» **Task requirements**: Copy the lines from the first one through the line containing "Text: O: O bbox=[46, 94, 54, 104]", changing "bbox" to "bounding box" and keeping everything else the same.

• • • • • • •

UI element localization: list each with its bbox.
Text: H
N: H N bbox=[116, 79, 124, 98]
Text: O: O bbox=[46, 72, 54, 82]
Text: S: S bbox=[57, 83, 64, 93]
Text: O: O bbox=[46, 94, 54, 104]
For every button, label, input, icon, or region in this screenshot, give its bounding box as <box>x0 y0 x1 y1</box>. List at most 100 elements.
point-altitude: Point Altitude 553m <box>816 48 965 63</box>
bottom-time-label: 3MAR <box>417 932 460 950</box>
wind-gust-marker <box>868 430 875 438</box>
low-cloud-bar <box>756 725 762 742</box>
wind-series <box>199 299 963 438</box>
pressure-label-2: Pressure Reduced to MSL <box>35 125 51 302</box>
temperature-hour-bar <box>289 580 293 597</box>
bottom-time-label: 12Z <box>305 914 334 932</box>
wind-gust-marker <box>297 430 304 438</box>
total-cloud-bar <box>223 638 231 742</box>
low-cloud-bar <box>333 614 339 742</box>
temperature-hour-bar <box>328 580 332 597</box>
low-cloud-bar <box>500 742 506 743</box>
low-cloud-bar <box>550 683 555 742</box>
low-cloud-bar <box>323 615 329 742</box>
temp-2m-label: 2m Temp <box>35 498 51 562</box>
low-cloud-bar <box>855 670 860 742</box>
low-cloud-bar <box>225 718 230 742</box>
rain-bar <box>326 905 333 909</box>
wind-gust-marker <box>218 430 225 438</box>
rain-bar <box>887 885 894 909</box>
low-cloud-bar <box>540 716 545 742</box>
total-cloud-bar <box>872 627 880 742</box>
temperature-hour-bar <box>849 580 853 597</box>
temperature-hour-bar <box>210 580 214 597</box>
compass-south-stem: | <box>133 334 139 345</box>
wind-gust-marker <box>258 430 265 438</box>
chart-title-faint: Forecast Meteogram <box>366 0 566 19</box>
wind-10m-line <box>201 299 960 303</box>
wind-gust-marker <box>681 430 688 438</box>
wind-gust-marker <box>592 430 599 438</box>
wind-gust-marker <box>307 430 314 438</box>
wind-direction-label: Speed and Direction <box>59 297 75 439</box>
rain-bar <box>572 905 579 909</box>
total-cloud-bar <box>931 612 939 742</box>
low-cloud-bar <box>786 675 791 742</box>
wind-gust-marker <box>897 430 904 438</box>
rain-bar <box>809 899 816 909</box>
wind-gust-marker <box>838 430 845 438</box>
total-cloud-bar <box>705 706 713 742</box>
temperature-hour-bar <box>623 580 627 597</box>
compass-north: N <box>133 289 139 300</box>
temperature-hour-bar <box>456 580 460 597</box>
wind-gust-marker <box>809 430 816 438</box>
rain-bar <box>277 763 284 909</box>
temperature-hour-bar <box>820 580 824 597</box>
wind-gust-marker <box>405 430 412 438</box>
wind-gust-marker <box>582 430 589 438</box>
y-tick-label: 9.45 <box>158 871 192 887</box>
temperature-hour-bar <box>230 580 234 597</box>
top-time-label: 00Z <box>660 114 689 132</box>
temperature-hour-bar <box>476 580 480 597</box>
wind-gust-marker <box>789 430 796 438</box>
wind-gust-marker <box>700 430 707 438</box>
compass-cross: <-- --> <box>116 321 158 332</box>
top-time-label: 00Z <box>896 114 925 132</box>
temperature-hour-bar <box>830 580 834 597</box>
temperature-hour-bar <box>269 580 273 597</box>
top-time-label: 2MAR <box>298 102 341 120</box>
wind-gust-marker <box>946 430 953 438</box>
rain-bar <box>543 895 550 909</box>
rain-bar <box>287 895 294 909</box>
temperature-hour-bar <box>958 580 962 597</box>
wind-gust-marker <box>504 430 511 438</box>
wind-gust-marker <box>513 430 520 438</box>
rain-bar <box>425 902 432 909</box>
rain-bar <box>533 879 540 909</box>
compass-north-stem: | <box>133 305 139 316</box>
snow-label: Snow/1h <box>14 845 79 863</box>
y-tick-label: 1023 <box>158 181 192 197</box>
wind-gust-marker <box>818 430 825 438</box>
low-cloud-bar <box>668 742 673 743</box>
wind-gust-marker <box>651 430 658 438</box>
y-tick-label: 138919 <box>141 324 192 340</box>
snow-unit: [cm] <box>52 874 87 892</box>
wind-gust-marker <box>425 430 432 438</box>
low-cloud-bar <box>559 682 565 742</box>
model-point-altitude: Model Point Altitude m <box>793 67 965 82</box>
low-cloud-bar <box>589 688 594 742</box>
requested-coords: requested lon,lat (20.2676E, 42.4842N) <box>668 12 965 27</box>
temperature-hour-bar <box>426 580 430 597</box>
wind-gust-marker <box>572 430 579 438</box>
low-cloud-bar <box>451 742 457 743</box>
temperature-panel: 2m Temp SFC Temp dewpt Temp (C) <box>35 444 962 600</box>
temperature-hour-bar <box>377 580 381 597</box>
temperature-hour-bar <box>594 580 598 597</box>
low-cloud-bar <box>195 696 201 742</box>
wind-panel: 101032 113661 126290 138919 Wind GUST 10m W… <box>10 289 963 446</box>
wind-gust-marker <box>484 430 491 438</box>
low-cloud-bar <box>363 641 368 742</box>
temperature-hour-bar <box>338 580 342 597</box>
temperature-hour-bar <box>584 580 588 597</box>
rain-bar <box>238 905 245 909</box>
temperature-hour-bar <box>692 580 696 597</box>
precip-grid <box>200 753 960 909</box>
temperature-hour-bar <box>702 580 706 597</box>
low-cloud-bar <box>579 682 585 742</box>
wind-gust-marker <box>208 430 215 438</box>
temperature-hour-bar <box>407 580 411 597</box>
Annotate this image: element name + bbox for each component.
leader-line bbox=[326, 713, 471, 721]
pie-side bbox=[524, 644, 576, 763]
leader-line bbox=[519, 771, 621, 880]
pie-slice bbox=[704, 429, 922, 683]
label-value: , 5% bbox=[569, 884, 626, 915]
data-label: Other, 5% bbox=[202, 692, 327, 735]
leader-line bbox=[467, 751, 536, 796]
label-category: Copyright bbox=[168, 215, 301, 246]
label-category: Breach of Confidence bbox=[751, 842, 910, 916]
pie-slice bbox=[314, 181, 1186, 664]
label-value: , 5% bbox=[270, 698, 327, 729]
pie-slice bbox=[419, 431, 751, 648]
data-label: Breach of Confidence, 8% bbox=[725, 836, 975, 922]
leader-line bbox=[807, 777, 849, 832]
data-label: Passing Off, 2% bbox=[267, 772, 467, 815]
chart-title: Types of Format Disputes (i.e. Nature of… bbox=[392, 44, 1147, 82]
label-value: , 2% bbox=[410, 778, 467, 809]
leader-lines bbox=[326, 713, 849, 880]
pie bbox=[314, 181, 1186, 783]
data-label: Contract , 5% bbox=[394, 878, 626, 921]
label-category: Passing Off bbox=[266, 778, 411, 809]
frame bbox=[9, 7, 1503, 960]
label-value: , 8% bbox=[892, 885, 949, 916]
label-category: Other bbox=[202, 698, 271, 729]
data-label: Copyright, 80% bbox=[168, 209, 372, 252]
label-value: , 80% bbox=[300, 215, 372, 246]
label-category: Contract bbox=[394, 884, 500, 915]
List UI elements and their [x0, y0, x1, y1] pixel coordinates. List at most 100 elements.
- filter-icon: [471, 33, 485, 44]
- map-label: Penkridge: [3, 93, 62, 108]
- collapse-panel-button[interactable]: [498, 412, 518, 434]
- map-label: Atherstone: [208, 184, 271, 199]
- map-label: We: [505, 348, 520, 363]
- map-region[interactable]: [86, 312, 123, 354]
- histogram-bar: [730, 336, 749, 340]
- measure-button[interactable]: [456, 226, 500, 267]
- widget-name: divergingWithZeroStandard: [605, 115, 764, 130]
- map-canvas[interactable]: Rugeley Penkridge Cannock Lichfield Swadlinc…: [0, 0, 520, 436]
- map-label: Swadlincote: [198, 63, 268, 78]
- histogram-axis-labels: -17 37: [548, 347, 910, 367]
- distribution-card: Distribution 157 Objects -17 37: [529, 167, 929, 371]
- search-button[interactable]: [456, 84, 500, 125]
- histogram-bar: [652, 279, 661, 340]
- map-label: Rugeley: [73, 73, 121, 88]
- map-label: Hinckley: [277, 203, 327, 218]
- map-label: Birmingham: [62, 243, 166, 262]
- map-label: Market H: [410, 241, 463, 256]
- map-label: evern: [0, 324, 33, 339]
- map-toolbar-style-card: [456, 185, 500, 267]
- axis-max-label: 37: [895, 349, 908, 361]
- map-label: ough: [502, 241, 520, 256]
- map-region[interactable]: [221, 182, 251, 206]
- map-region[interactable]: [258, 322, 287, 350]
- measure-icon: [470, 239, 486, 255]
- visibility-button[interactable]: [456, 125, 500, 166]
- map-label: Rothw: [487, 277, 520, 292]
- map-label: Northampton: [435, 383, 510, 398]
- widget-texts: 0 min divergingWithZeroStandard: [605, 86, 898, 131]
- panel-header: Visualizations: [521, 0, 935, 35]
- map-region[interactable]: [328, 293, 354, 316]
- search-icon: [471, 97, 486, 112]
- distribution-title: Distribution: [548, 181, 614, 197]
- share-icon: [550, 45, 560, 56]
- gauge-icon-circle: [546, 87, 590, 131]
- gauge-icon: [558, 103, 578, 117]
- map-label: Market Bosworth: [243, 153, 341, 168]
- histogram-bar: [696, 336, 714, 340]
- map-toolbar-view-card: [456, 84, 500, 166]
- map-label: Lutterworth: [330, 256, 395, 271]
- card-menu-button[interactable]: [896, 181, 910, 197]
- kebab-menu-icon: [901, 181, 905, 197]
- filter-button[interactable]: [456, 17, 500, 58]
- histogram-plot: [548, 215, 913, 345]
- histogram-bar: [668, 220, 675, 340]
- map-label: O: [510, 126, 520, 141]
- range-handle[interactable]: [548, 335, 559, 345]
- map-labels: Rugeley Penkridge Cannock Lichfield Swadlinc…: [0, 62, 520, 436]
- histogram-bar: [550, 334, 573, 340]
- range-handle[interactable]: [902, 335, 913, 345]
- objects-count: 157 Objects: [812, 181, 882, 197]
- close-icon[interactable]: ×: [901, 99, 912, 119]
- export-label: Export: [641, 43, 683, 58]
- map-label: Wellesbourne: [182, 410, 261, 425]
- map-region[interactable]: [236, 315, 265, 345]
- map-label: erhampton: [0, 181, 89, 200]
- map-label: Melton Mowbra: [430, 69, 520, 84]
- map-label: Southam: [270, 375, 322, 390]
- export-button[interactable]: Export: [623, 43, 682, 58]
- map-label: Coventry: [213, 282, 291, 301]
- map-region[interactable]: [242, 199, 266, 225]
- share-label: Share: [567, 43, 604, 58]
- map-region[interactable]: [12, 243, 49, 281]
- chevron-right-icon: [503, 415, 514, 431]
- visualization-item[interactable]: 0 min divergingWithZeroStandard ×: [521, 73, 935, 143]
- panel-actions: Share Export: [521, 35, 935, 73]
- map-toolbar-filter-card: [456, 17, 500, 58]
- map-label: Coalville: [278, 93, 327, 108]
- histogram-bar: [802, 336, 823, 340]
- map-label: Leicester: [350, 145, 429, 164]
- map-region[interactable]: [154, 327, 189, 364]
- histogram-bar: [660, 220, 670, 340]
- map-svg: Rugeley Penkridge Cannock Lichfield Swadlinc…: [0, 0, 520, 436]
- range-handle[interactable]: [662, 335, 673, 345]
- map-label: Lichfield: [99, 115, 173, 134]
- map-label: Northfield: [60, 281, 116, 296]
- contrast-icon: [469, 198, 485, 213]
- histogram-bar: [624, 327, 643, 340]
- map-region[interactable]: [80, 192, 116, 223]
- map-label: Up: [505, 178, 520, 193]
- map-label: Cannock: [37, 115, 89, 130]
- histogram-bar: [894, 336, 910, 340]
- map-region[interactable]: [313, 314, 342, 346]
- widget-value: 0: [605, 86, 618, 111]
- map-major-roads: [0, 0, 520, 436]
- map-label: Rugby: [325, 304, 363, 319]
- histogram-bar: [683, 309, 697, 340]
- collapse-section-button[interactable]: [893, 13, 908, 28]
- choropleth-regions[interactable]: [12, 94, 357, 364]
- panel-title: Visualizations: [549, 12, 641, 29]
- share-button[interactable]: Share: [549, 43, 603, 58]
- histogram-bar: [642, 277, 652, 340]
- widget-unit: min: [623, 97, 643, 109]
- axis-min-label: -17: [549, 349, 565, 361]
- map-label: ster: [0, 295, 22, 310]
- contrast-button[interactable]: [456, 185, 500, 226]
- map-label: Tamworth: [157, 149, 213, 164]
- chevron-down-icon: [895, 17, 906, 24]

• • • • • • •

» **Task output**:
UI element localization: list each with its bounding box.
Text: H
N: H N bounding box=[116, 79, 124, 98]
Text: O: O bounding box=[46, 72, 54, 82]
Text: S: S bounding box=[57, 83, 64, 93]
Text: O: O bounding box=[46, 94, 54, 104]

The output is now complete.